Start Listed records

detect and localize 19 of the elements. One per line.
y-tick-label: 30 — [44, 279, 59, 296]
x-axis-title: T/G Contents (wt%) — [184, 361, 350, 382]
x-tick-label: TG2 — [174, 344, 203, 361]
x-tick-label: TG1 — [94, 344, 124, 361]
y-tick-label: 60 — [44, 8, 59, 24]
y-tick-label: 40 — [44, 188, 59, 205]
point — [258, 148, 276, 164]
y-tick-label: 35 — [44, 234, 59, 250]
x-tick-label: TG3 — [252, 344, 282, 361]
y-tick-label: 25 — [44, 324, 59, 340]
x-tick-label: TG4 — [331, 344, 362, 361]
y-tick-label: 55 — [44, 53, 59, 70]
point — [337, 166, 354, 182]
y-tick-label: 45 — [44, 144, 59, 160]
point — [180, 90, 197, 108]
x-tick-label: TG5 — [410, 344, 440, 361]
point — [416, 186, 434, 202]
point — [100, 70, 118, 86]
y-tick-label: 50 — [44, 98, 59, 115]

End Listed records

__Job__:
Can you write out the items above again, substituting "marker" for each "point" and changing nothing else?

__Full response__:
detect and localize 19 of the elements. One per line.
y-tick-label: 30 — [44, 279, 59, 296]
x-axis-title: T/G Contents (wt%) — [184, 361, 350, 382]
x-tick-label: TG2 — [174, 344, 203, 361]
x-tick-label: TG1 — [94, 344, 124, 361]
y-tick-label: 60 — [44, 8, 59, 24]
y-tick-label: 40 — [44, 188, 59, 205]
marker — [258, 148, 276, 164]
y-tick-label: 35 — [44, 234, 59, 250]
x-tick-label: TG3 — [252, 344, 282, 361]
y-tick-label: 25 — [44, 324, 59, 340]
x-tick-label: TG4 — [331, 344, 362, 361]
y-tick-label: 55 — [44, 53, 59, 70]
marker — [337, 166, 354, 182]
y-tick-label: 45 — [44, 144, 59, 160]
marker — [180, 90, 197, 108]
x-tick-label: TG5 — [410, 344, 440, 361]
marker — [416, 186, 434, 202]
marker — [100, 70, 118, 86]
y-tick-label: 50 — [44, 98, 59, 115]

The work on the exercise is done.